_PROVIDED DATA:_
━━━━━━━━━━━━━━━━━━━━━━━━━━━━━━

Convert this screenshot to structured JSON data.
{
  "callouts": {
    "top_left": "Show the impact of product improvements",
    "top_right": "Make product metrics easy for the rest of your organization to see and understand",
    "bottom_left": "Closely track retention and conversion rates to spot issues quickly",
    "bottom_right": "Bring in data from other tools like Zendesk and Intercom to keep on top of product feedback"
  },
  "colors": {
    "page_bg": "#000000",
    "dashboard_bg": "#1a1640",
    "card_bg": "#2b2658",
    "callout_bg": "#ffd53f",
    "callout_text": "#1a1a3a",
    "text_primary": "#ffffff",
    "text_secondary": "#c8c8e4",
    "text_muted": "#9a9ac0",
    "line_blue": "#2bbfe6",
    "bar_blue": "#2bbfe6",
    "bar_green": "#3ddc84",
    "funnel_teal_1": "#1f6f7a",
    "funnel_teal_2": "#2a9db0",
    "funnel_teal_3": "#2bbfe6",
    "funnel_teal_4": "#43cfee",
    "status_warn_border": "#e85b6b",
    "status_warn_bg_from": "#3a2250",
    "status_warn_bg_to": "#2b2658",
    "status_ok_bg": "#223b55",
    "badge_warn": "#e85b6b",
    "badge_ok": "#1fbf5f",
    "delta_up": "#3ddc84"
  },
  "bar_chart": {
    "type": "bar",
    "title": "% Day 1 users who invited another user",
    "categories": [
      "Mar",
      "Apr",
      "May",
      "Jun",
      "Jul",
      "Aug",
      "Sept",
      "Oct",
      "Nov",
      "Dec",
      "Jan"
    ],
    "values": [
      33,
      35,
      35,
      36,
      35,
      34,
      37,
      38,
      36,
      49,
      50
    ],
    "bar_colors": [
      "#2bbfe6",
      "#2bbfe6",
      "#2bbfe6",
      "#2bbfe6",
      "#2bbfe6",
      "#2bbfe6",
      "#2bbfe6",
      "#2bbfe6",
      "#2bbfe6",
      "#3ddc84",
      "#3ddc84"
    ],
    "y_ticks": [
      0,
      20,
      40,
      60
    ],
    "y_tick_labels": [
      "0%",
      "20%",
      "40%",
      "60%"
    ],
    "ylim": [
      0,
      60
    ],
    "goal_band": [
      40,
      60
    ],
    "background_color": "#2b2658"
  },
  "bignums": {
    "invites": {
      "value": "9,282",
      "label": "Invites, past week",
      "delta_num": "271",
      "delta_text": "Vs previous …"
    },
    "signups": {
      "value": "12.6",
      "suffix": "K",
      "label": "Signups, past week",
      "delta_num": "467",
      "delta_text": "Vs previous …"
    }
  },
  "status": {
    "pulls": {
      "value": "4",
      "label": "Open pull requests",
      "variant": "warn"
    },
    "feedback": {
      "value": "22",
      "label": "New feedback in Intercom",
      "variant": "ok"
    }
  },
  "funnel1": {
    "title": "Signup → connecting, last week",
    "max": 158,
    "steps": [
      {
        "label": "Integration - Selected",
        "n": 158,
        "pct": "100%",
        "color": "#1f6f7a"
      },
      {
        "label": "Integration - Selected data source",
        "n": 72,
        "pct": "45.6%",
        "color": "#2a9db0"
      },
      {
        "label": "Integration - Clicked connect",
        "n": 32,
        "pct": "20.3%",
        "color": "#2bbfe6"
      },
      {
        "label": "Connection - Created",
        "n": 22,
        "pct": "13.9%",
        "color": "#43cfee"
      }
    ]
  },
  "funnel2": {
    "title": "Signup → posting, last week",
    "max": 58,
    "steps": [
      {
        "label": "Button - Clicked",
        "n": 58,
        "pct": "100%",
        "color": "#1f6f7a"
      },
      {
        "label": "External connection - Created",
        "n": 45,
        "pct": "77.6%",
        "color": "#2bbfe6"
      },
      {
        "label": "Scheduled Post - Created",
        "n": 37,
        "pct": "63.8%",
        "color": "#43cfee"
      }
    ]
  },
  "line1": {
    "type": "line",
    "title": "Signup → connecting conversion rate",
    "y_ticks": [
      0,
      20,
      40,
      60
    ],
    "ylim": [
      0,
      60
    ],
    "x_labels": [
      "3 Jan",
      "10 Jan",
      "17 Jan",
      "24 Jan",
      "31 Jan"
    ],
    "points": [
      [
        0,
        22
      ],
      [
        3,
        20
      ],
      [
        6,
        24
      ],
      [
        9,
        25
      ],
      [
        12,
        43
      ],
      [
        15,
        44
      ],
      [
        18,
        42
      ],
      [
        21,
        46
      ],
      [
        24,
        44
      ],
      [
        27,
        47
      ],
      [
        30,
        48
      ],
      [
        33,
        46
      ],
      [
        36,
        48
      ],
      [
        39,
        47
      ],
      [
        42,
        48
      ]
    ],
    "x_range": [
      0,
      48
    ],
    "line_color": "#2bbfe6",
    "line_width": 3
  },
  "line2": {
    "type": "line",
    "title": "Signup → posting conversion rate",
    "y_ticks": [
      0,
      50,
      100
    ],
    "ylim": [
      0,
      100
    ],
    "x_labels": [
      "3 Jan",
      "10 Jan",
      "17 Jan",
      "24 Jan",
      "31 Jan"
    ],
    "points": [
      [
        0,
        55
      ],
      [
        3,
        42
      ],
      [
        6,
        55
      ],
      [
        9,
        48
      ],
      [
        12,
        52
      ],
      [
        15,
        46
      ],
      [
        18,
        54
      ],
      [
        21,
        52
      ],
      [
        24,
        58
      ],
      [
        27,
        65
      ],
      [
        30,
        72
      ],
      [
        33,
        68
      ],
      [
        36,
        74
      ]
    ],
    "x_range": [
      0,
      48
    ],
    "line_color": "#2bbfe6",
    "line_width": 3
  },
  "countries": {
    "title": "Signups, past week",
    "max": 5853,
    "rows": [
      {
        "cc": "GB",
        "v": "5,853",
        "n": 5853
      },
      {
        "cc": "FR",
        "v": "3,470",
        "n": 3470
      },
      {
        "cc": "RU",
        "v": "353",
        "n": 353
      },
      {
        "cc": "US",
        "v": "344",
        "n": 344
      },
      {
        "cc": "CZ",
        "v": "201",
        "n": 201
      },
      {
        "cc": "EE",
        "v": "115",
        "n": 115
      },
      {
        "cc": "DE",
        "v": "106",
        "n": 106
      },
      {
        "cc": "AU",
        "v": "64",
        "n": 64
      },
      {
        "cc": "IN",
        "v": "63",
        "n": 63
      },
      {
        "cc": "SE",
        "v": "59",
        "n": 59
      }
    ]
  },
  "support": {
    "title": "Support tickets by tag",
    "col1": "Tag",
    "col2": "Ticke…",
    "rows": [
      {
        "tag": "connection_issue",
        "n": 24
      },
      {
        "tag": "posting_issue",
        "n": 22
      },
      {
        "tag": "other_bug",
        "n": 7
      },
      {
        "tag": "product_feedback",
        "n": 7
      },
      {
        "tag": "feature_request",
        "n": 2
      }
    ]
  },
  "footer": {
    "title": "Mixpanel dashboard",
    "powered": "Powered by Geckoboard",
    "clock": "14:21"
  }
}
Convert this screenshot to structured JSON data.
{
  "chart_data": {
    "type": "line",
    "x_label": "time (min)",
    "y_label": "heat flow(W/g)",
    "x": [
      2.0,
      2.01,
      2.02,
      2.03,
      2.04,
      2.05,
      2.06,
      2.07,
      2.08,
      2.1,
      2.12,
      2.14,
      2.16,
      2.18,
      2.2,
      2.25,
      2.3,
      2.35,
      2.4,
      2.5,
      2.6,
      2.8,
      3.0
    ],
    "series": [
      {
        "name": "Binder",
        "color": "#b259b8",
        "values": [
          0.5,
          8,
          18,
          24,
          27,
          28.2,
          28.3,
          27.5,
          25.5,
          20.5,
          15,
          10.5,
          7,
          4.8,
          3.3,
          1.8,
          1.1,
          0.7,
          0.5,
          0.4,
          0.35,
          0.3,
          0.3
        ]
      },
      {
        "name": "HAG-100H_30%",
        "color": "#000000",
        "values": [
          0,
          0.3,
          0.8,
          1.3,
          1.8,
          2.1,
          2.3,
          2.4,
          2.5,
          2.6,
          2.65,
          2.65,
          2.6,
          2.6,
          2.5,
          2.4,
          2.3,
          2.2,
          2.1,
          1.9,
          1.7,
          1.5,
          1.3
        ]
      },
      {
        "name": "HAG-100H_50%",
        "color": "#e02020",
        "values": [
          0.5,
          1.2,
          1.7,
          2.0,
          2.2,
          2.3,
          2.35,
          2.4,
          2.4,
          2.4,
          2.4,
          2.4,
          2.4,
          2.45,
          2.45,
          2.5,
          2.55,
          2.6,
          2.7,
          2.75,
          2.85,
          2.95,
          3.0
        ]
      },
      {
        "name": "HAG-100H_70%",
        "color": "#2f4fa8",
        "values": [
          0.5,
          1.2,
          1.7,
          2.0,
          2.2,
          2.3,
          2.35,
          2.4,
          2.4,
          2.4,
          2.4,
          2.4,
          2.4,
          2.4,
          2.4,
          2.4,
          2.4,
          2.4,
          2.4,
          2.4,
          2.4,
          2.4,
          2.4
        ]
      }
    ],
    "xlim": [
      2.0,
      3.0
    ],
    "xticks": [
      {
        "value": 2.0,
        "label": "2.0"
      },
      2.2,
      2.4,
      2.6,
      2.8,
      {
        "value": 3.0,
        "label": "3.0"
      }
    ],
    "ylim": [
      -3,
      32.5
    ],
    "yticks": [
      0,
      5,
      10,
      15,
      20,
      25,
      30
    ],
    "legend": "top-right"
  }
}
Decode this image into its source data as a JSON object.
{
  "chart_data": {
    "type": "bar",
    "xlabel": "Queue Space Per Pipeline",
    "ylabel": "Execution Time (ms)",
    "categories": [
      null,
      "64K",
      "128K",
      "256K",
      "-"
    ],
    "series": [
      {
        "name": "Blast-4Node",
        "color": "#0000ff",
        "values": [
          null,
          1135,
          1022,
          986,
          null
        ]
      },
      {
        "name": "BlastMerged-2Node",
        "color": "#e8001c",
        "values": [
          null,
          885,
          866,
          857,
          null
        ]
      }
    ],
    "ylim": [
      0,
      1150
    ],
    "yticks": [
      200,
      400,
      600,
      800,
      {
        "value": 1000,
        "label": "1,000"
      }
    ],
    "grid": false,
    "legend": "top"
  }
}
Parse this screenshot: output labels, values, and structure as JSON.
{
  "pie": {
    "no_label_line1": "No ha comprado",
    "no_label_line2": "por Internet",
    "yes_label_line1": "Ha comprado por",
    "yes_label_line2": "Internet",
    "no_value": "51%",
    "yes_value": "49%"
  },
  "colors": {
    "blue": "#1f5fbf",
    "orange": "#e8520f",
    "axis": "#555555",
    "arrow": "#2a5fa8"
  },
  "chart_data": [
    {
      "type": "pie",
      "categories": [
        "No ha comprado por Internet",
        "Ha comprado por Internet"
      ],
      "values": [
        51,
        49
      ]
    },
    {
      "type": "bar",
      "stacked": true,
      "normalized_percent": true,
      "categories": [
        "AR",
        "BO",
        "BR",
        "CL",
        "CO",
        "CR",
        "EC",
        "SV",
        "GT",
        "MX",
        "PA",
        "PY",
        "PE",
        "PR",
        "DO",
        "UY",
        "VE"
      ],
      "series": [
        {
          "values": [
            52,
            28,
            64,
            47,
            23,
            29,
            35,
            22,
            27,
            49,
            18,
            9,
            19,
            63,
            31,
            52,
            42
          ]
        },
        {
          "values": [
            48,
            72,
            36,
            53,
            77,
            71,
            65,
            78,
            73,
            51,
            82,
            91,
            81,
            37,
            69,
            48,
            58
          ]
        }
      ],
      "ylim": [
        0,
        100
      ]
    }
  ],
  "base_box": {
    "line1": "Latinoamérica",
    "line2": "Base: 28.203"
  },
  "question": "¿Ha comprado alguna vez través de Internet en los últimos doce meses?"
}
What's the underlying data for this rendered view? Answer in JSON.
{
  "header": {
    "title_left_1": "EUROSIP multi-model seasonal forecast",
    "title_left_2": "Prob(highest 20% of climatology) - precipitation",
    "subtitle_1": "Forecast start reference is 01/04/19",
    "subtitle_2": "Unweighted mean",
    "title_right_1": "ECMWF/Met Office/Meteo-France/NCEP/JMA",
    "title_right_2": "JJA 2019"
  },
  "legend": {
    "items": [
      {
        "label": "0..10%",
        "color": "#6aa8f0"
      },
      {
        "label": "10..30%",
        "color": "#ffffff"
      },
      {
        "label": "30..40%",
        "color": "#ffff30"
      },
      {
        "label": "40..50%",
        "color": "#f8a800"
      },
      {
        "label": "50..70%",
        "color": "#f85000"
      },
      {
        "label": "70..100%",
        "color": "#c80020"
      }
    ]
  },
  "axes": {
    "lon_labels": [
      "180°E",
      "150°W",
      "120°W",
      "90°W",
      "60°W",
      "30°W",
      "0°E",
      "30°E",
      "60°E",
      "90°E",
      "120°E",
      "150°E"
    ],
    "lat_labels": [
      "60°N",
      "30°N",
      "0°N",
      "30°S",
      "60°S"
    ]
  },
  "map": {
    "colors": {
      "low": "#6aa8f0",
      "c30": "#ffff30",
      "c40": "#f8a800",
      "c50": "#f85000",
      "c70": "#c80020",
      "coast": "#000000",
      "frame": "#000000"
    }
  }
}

━━━━━━━━━━━━━━━━━━━━━━━━━━━━━━

_TASK TO CARRY OUT:_
From the data above, pick out each line containing "connecting" and copy it.

_EXERCISE SOLUTION:_
    "title": "Signup → connecting, last week",
    "title": "Signup → connecting conversion rate",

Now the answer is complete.